A run of records —
::::::::::
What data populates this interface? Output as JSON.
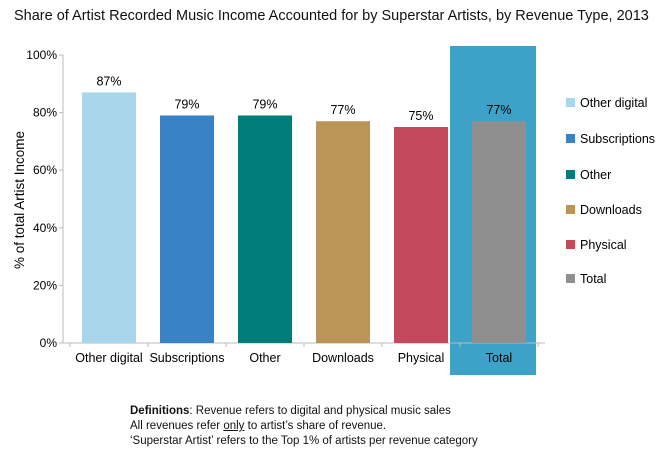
{
  "chart_data": {
    "type": "bar",
    "title": "Share of Artist Recorded Music Income Accounted for by Superstar Artists, by Revenue Type, 2013",
    "xlabel": "",
    "ylabel": "% of total Artist Income",
    "ylim": [
      0,
      100
    ],
    "yticks": [
      "0%",
      "20%",
      "40%",
      "60%",
      "80%",
      "100%"
    ],
    "ytick_values": [
      0,
      20,
      40,
      60,
      80,
      100
    ],
    "categories": [
      "Other digital",
      "Subscriptions",
      "Other",
      "Downloads",
      "Physical",
      "Total"
    ],
    "values": [
      87,
      79,
      79,
      77,
      75,
      77
    ],
    "data_labels": [
      "87%",
      "79%",
      "79%",
      "77%",
      "75%",
      "77%"
    ],
    "colors": [
      "#a9d6ea",
      "#3a82c6",
      "#007d78",
      "#bb9558",
      "#c4495a",
      "#8f8f8f"
    ],
    "highlight_category": "Total",
    "highlight_color": "#3ea2c8",
    "legend": [
      "Other digital",
      "Subscriptions",
      "Other",
      "Downloads",
      "Physical",
      "Total"
    ],
    "legend_position": "right",
    "grid": false
  },
  "notes": {
    "line1_bold": "Definitions",
    "line1_rest": ": Revenue refers to digital and physical music sales",
    "line2_a": "All revenues refer ",
    "line2_u": "only",
    "line2_b": " to artist’s share of revenue.",
    "line3": "‘Superstar Artist’ refers to the Top 1% of artists per revenue category"
  }
}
::::::::::
WHAT TO WORK ON — Report the count of lines in the entries that contain the string "Superstar", and nothing besides it.

SOLVED EXERCISE — 2